__GIVEN INSTRUCTION__. Set all the material down again unchanged, without the pictures.

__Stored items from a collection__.
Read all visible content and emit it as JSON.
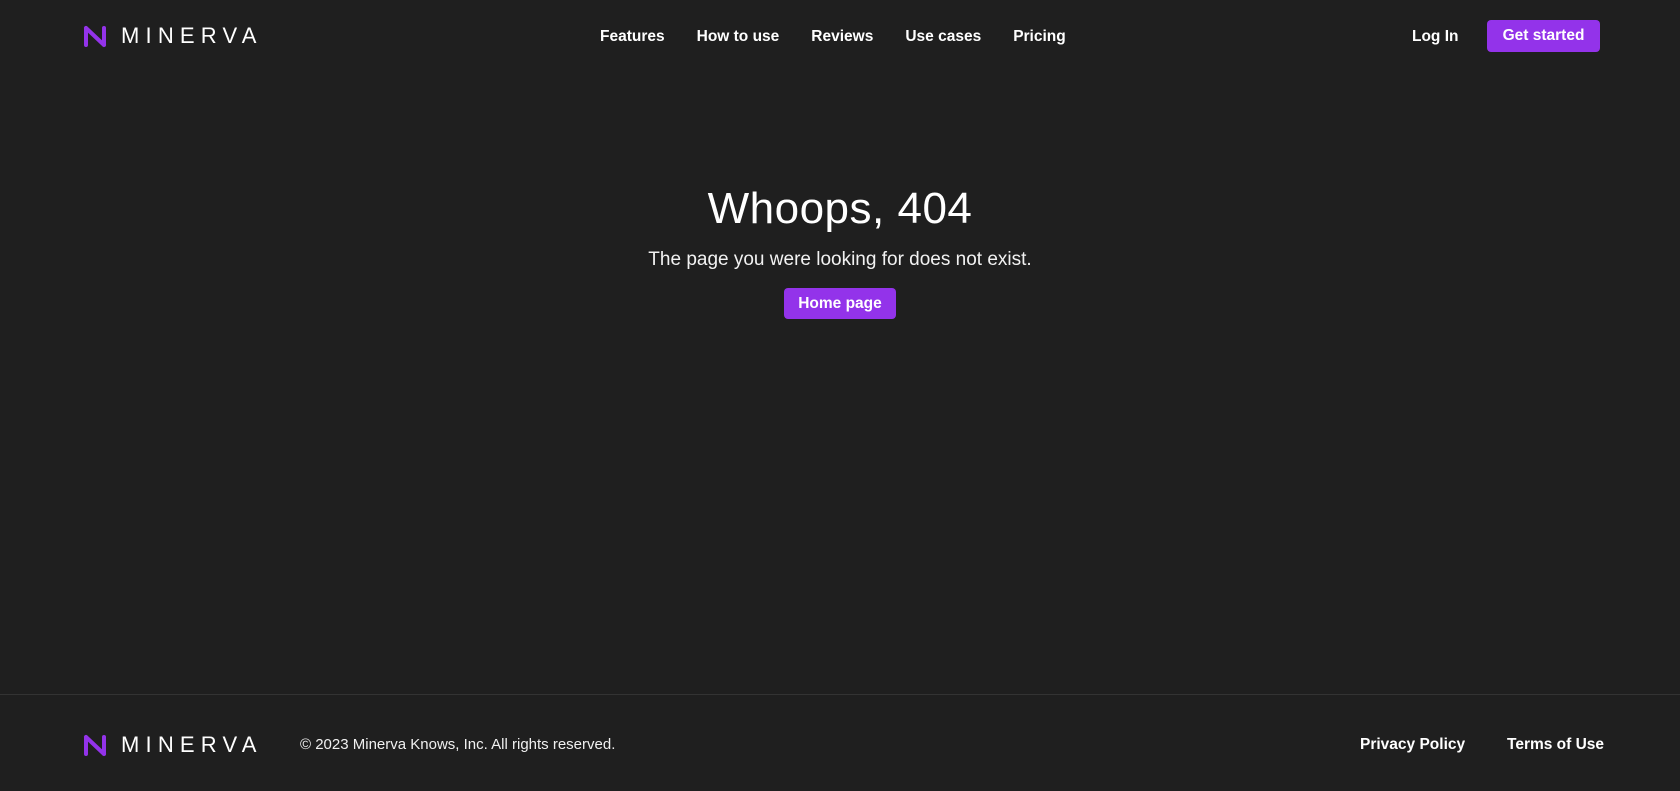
{
  "brand": {
    "name": "MINERVA",
    "logo_icon": "minerva-ribbon-logo-icon",
    "accent_color": "#9333ea",
    "background_color": "#1f1f1f"
  },
  "header": {
    "nav": [
      {
        "label": "Features"
      },
      {
        "label": "How to use"
      },
      {
        "label": "Reviews"
      },
      {
        "label": "Use cases"
      },
      {
        "label": "Pricing"
      }
    ],
    "login_label": "Log In",
    "cta_label": "Get started"
  },
  "main": {
    "title": "Whoops, 404",
    "message": "The page you were looking for does not exist.",
    "home_button_label": "Home page"
  },
  "footer": {
    "copyright": "© 2023 Minerva Knows, Inc. All rights reserved.",
    "links": [
      {
        "label": "Privacy Policy"
      },
      {
        "label": "Terms of Use"
      }
    ]
  }
}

__TASK RESPONSE__.
Read all visible content and emit it as JSON.
{
  "brand": {
    "name": "MINERVA",
    "logo_icon": "minerva-ribbon-logo-icon",
    "accent_color": "#9333ea",
    "background_color": "#1f1f1f"
  },
  "header": {
    "nav": [
      {
        "label": "Features"
      },
      {
        "label": "How to use"
      },
      {
        "label": "Reviews"
      },
      {
        "label": "Use cases"
      },
      {
        "label": "Pricing"
      }
    ],
    "login_label": "Log In",
    "cta_label": "Get started"
  },
  "main": {
    "title": "Whoops, 404",
    "message": "The page you were looking for does not exist.",
    "home_button_label": "Home page"
  },
  "footer": {
    "copyright": "© 2023 Minerva Knows, Inc. All rights reserved.",
    "links": [
      {
        "label": "Privacy Policy"
      },
      {
        "label": "Terms of Use"
      }
    ]
  }
}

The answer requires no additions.